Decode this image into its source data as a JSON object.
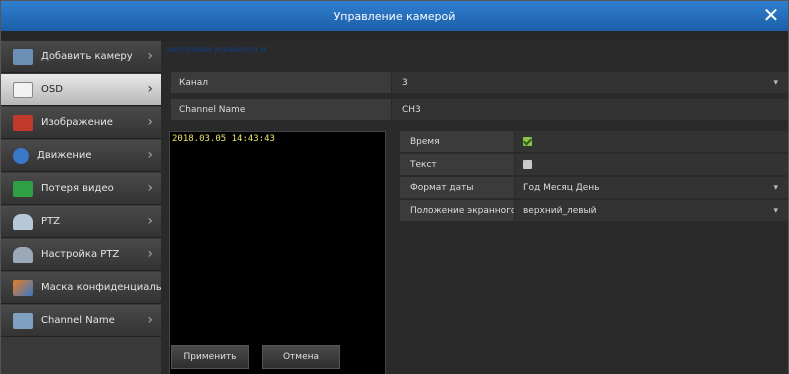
{
  "window": {
    "title": "Управление камерой",
    "close_icon": "close-icon"
  },
  "sidebar": {
    "items": [
      {
        "label": "Добавить камеру",
        "icon": "add-camera-icon",
        "color": "#6b8fb5"
      },
      {
        "label": "OSD",
        "icon": "osd-icon",
        "color": "#d9d9d9"
      },
      {
        "label": "Изображение",
        "icon": "image-icon",
        "color": "#c0392b"
      },
      {
        "label": "Движение",
        "icon": "motion-icon",
        "color": "#3a78c9"
      },
      {
        "label": "Потеря видео",
        "icon": "video-loss-icon",
        "color": "#2f9e44"
      },
      {
        "label": "PTZ",
        "icon": "ptz-icon",
        "color": "#b8c8d8"
      },
      {
        "label": "Настройка PTZ",
        "icon": "ptz-settings-icon",
        "color": "#9aa8b8"
      },
      {
        "label": "Маска конфиденциальности",
        "icon": "privacy-mask-icon",
        "color": "#e67e22"
      },
      {
        "label": "Channel Name",
        "icon": "channel-name-icon",
        "color": "#7fa0c0"
      }
    ]
  },
  "main": {
    "breadcrumb": "настройки экранного м",
    "channel": {
      "label": "Канал",
      "value": "3"
    },
    "channel_name": {
      "label": "Channel Name",
      "value": "CH3"
    },
    "preview": {
      "timestamp": "2018.03.05 14:43:43"
    },
    "options": {
      "time": {
        "label": "Время",
        "checked": true
      },
      "text": {
        "label": "Текст",
        "checked": false
      },
      "date_format": {
        "label": "Формат даты",
        "value": "Год Месяц День"
      },
      "osd_position": {
        "label": "Положение экранного",
        "value": "верхний_левый"
      }
    },
    "buttons": {
      "apply": "Применить",
      "cancel": "Отмена"
    }
  }
}
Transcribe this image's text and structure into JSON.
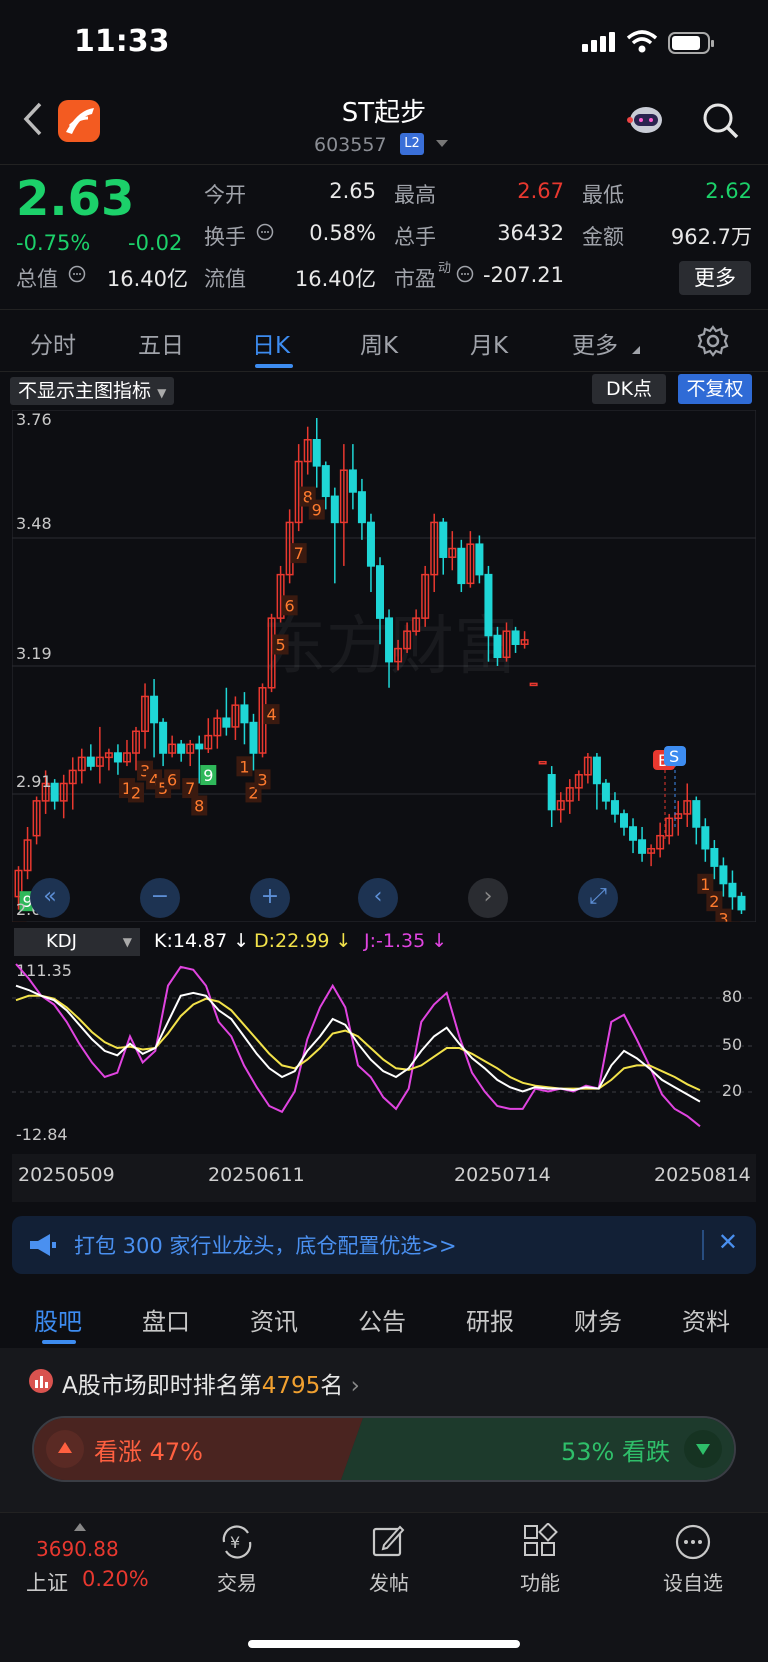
{
  "status": {
    "time": "11:33"
  },
  "header": {
    "title": "ST起步",
    "code": "603557",
    "level_badge": "L2"
  },
  "quote": {
    "price": "2.63",
    "pct": "-0.75%",
    "change": "-0.02",
    "fields": [
      {
        "label": "今开",
        "value": "2.65"
      },
      {
        "label": "最高",
        "value": "2.67"
      },
      {
        "label": "最低",
        "value": "2.62"
      },
      {
        "label": "换手",
        "value": "0.58%"
      },
      {
        "label": "总手",
        "value": "36432"
      },
      {
        "label": "金额",
        "value": "962.7万"
      },
      {
        "label": "总值",
        "value": "16.40亿"
      },
      {
        "label": "流值",
        "value": "16.40亿"
      },
      {
        "label": "市盈",
        "sup": "动",
        "value": "-207.21"
      }
    ],
    "more": "更多"
  },
  "period_tabs": [
    "分时",
    "五日",
    "日K",
    "周K",
    "月K",
    "更多"
  ],
  "indicator_bar": {
    "main_indicator": "不显示主图指标",
    "dk": "DK点",
    "adjust": "不复权"
  },
  "chart_data": {
    "type": "candlestick",
    "price_labels": [
      "3.76",
      "3.48",
      "3.19",
      "2.91",
      "2.62"
    ],
    "ylim": [
      2.62,
      3.76
    ],
    "dates": [
      "20250509",
      "20250611",
      "20250714",
      "20250814"
    ],
    "watermark": "东方财富",
    "candles": [
      [
        2.66,
        2.72,
        2.63,
        2.73
      ],
      [
        2.72,
        2.79,
        2.7,
        2.82
      ],
      [
        2.8,
        2.88,
        2.78,
        2.89
      ],
      [
        2.88,
        2.92,
        2.85,
        2.95
      ],
      [
        2.92,
        2.88,
        2.86,
        2.93
      ],
      [
        2.88,
        2.92,
        2.84,
        2.94
      ],
      [
        2.92,
        2.95,
        2.86,
        2.98
      ],
      [
        2.95,
        2.98,
        2.92,
        3.0
      ],
      [
        2.98,
        2.96,
        2.95,
        3.01
      ],
      [
        2.96,
        2.98,
        2.92,
        3.05
      ],
      [
        2.98,
        2.99,
        2.95,
        3.0
      ],
      [
        2.99,
        2.97,
        2.94,
        3.01
      ],
      [
        2.97,
        2.99,
        2.96,
        3.02
      ],
      [
        2.99,
        3.04,
        2.95,
        3.05
      ],
      [
        3.04,
        3.12,
        3.0,
        3.15
      ],
      [
        3.12,
        3.06,
        2.98,
        3.16
      ],
      [
        3.06,
        2.99,
        2.96,
        3.07
      ],
      [
        2.99,
        3.01,
        2.98,
        3.03
      ],
      [
        3.01,
        2.99,
        2.97,
        3.02
      ],
      [
        2.99,
        3.01,
        2.96,
        3.02
      ],
      [
        3.01,
        3.0,
        2.92,
        3.03
      ],
      [
        3.0,
        3.03,
        2.99,
        3.07
      ],
      [
        3.03,
        3.07,
        3.0,
        3.09
      ],
      [
        3.07,
        3.05,
        3.03,
        3.14
      ],
      [
        3.05,
        3.1,
        3.02,
        3.12
      ],
      [
        3.1,
        3.06,
        3.01,
        3.13
      ],
      [
        3.06,
        2.99,
        2.95,
        3.08
      ],
      [
        2.99,
        3.14,
        2.98,
        3.15
      ],
      [
        3.14,
        3.3,
        3.13,
        3.31
      ],
      [
        3.3,
        3.4,
        3.29,
        3.42
      ],
      [
        3.4,
        3.52,
        3.38,
        3.55
      ],
      [
        3.52,
        3.66,
        3.5,
        3.7
      ],
      [
        3.66,
        3.71,
        3.63,
        3.74
      ],
      [
        3.71,
        3.65,
        3.6,
        3.76
      ],
      [
        3.65,
        3.58,
        3.55,
        3.66
      ],
      [
        3.58,
        3.52,
        3.38,
        3.6
      ],
      [
        3.52,
        3.64,
        3.42,
        3.7
      ],
      [
        3.64,
        3.59,
        3.55,
        3.7
      ],
      [
        3.59,
        3.52,
        3.48,
        3.62
      ],
      [
        3.52,
        3.42,
        3.36,
        3.54
      ],
      [
        3.42,
        3.3,
        3.24,
        3.44
      ],
      [
        3.3,
        3.2,
        3.14,
        3.32
      ],
      [
        3.2,
        3.23,
        3.18,
        3.25
      ],
      [
        3.23,
        3.27,
        3.22,
        3.29
      ],
      [
        3.27,
        3.3,
        3.26,
        3.32
      ],
      [
        3.3,
        3.4,
        3.28,
        3.42
      ],
      [
        3.4,
        3.52,
        3.36,
        3.54
      ],
      [
        3.52,
        3.44,
        3.4,
        3.53
      ],
      [
        3.44,
        3.46,
        3.41,
        3.5
      ],
      [
        3.46,
        3.38,
        3.36,
        3.48
      ],
      [
        3.38,
        3.47,
        3.37,
        3.5
      ],
      [
        3.47,
        3.4,
        3.38,
        3.49
      ],
      [
        3.4,
        3.26,
        3.2,
        3.42
      ],
      [
        3.26,
        3.21,
        3.19,
        3.28
      ],
      [
        3.21,
        3.27,
        3.2,
        3.29
      ],
      [
        3.27,
        3.24,
        3.22,
        3.28
      ],
      [
        3.24,
        3.25,
        3.23,
        3.27
      ],
      [
        3.15,
        3.15,
        3.15,
        3.15
      ],
      [
        2.97,
        2.97,
        2.97,
        2.97
      ],
      [
        2.94,
        2.86,
        2.82,
        2.96
      ],
      [
        2.86,
        2.88,
        2.83,
        2.9
      ],
      [
        2.88,
        2.91,
        2.85,
        2.93
      ],
      [
        2.91,
        2.94,
        2.88,
        2.95
      ],
      [
        2.94,
        2.98,
        2.92,
        2.99
      ],
      [
        2.98,
        2.92,
        2.86,
        2.99
      ],
      [
        2.92,
        2.88,
        2.86,
        2.93
      ],
      [
        2.88,
        2.85,
        2.83,
        2.9
      ],
      [
        2.85,
        2.82,
        2.8,
        2.86
      ],
      [
        2.82,
        2.79,
        2.76,
        2.84
      ],
      [
        2.79,
        2.76,
        2.74,
        2.82
      ],
      [
        2.76,
        2.77,
        2.73,
        2.78
      ],
      [
        2.77,
        2.8,
        2.75,
        2.83
      ],
      [
        2.8,
        2.84,
        2.78,
        2.85
      ],
      [
        2.84,
        2.85,
        2.8,
        2.88
      ],
      [
        2.85,
        2.88,
        2.82,
        2.92
      ],
      [
        2.88,
        2.82,
        2.78,
        2.89
      ],
      [
        2.82,
        2.77,
        2.74,
        2.84
      ],
      [
        2.77,
        2.73,
        2.7,
        2.79
      ],
      [
        2.73,
        2.69,
        2.66,
        2.75
      ],
      [
        2.69,
        2.66,
        2.63,
        2.72
      ],
      [
        2.66,
        2.63,
        2.62,
        2.67
      ]
    ],
    "markers": [
      {
        "i": 0,
        "text": "8"
      },
      {
        "i": 1,
        "text": "9",
        "green": true
      },
      {
        "i": 12,
        "text": "1"
      },
      {
        "i": 13,
        "text": "2"
      },
      {
        "i": 14,
        "text": "3"
      },
      {
        "i": 15,
        "text": "4"
      },
      {
        "i": 16,
        "text": "5"
      },
      {
        "i": 17,
        "text": "6"
      },
      {
        "i": 19,
        "text": "7"
      },
      {
        "i": 20,
        "text": "8"
      },
      {
        "i": 21,
        "text": "9",
        "green": true
      },
      {
        "i": 25,
        "text": "1"
      },
      {
        "i": 26,
        "text": "2"
      },
      {
        "i": 27,
        "text": "3"
      },
      {
        "i": 28,
        "text": "4"
      },
      {
        "i": 29,
        "text": "5"
      },
      {
        "i": 30,
        "text": "6"
      },
      {
        "i": 31,
        "text": "7"
      },
      {
        "i": 32,
        "text": "8"
      },
      {
        "i": 33,
        "text": "9"
      },
      {
        "i": 76,
        "text": "1"
      },
      {
        "i": 77,
        "text": "2"
      },
      {
        "i": 78,
        "text": "3"
      },
      {
        "i": 79,
        "text": "4"
      },
      {
        "i": 78,
        "text": "5"
      },
      {
        "i": 79,
        "text": "6"
      },
      {
        "i": 80,
        "text": "7"
      }
    ]
  },
  "kdj": {
    "name": "KDJ",
    "k": "K:14.87",
    "d": "D:22.99",
    "j": "J:-1.35",
    "top": "111.35",
    "bottom": "-12.84",
    "levels": [
      "80",
      "50",
      "20"
    ],
    "ylim": [
      -12.84,
      111.35
    ],
    "K": [
      95,
      92,
      88,
      85,
      78,
      68,
      58,
      50,
      47,
      55,
      48,
      52,
      70,
      88,
      90,
      88,
      78,
      72,
      60,
      48,
      38,
      32,
      36,
      50,
      60,
      72,
      68,
      55,
      44,
      36,
      32,
      38,
      50,
      60,
      66,
      55,
      45,
      38,
      30,
      25,
      22,
      25,
      24,
      24,
      23,
      25,
      24,
      40,
      50,
      45,
      38,
      30,
      25,
      20,
      15
    ],
    "D": [
      85,
      88,
      88,
      86,
      80,
      72,
      63,
      56,
      52,
      53,
      51,
      52,
      62,
      74,
      82,
      86,
      84,
      78,
      68,
      58,
      48,
      40,
      38,
      44,
      52,
      62,
      64,
      60,
      52,
      44,
      38,
      37,
      40,
      46,
      52,
      52,
      48,
      43,
      38,
      32,
      28,
      26,
      25,
      24,
      24,
      24,
      24,
      30,
      38,
      40,
      40,
      36,
      32,
      27,
      23
    ],
    "J": [
      110,
      100,
      88,
      82,
      70,
      55,
      42,
      32,
      35,
      60,
      42,
      50,
      95,
      108,
      106,
      95,
      70,
      60,
      40,
      25,
      12,
      8,
      22,
      58,
      80,
      95,
      80,
      40,
      32,
      18,
      10,
      24,
      70,
      82,
      90,
      60,
      35,
      22,
      12,
      10,
      10,
      24,
      22,
      24,
      22,
      26,
      24,
      70,
      75,
      58,
      40,
      20,
      10,
      5,
      -2
    ]
  },
  "banner": {
    "text": "打包 300 家行业龙头，底仓配置优选>>",
    "close": "✕"
  },
  "content_tabs": [
    "股吧",
    "盘口",
    "资讯",
    "公告",
    "研报",
    "财务",
    "资料"
  ],
  "ranking": {
    "prefix": "A股市场即时排名第",
    "rank": "4795",
    "suffix": "名"
  },
  "vote": {
    "up_label": "看涨",
    "up_pct": "47%",
    "down_label": "看跌",
    "down_pct": "53%",
    "up_fraction": 0.47
  },
  "bottom_nav": {
    "index_value": "3690.88",
    "index_name": "上证",
    "index_pct": "0.20%",
    "items": [
      "交易",
      "发帖",
      "功能",
      "设自选"
    ]
  },
  "colors": {
    "up": "#e8382f",
    "down": "#1fd6d6",
    "green": "#1cd16a",
    "accent": "#3d8cf0"
  }
}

────

Using the entries above, tally how many lines have the word "into" in them; write the number and nothing more.

Solution ▸ 2